[Records from a dataset]
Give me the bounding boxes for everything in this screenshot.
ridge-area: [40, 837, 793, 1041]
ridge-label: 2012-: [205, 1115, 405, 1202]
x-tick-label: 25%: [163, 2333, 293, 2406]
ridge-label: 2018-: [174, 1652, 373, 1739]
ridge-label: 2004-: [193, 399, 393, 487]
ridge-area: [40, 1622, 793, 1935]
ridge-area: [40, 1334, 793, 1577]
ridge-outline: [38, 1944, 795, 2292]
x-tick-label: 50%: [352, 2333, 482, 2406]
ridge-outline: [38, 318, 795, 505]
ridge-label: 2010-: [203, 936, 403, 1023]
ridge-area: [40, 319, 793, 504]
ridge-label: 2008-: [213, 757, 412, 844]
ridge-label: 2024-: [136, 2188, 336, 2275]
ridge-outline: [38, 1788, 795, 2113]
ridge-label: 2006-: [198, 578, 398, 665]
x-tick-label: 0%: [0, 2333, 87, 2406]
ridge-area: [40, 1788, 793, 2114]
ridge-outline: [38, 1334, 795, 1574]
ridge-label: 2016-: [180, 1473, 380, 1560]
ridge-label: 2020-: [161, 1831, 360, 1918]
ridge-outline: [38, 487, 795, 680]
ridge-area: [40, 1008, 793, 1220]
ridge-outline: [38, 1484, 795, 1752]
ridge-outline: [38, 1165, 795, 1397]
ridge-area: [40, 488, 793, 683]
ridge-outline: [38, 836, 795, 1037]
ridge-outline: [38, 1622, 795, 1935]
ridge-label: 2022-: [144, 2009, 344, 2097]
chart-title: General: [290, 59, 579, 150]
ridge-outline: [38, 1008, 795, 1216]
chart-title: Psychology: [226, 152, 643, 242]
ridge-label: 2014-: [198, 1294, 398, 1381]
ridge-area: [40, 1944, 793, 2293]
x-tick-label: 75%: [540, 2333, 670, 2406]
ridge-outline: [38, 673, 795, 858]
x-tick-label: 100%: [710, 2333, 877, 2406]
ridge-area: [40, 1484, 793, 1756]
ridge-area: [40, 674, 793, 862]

*GIVEN EXERCISE*.
Copy all the records above line for line, without changing anything.

*FINAL RESULT*.
Give me the bounding boxes for everything in this screenshot.
ridge-area: [40, 837, 793, 1041]
ridge-label: 2012-: [205, 1115, 405, 1202]
x-tick-label: 25%: [163, 2333, 293, 2406]
ridge-label: 2018-: [174, 1652, 373, 1739]
ridge-label: 2004-: [193, 399, 393, 487]
ridge-area: [40, 1622, 793, 1935]
ridge-area: [40, 1334, 793, 1577]
ridge-outline: [38, 1944, 795, 2292]
x-tick-label: 50%: [352, 2333, 482, 2406]
ridge-outline: [38, 318, 795, 505]
ridge-label: 2010-: [203, 936, 403, 1023]
ridge-area: [40, 319, 793, 504]
ridge-label: 2008-: [213, 757, 412, 844]
ridge-label: 2024-: [136, 2188, 336, 2275]
ridge-outline: [38, 1788, 795, 2113]
ridge-label: 2006-: [198, 578, 398, 665]
x-tick-label: 0%: [0, 2333, 87, 2406]
ridge-area: [40, 1788, 793, 2114]
ridge-outline: [38, 1334, 795, 1574]
ridge-label: 2016-: [180, 1473, 380, 1560]
ridge-label: 2020-: [161, 1831, 360, 1918]
ridge-outline: [38, 487, 795, 680]
ridge-area: [40, 1008, 793, 1220]
ridge-outline: [38, 1484, 795, 1752]
ridge-outline: [38, 1165, 795, 1397]
ridge-area: [40, 488, 793, 683]
ridge-outline: [38, 836, 795, 1037]
ridge-outline: [38, 1622, 795, 1935]
ridge-label: 2022-: [144, 2009, 344, 2097]
chart-title: General: [290, 59, 579, 150]
ridge-outline: [38, 1008, 795, 1216]
chart-title: Psychology: [226, 152, 643, 242]
ridge-label: 2014-: [198, 1294, 398, 1381]
ridge-area: [40, 1944, 793, 2293]
x-tick-label: 75%: [540, 2333, 670, 2406]
ridge-outline: [38, 673, 795, 858]
x-tick-label: 100%: [710, 2333, 877, 2406]
ridge-area: [40, 1484, 793, 1756]
ridge-area: [40, 674, 793, 862]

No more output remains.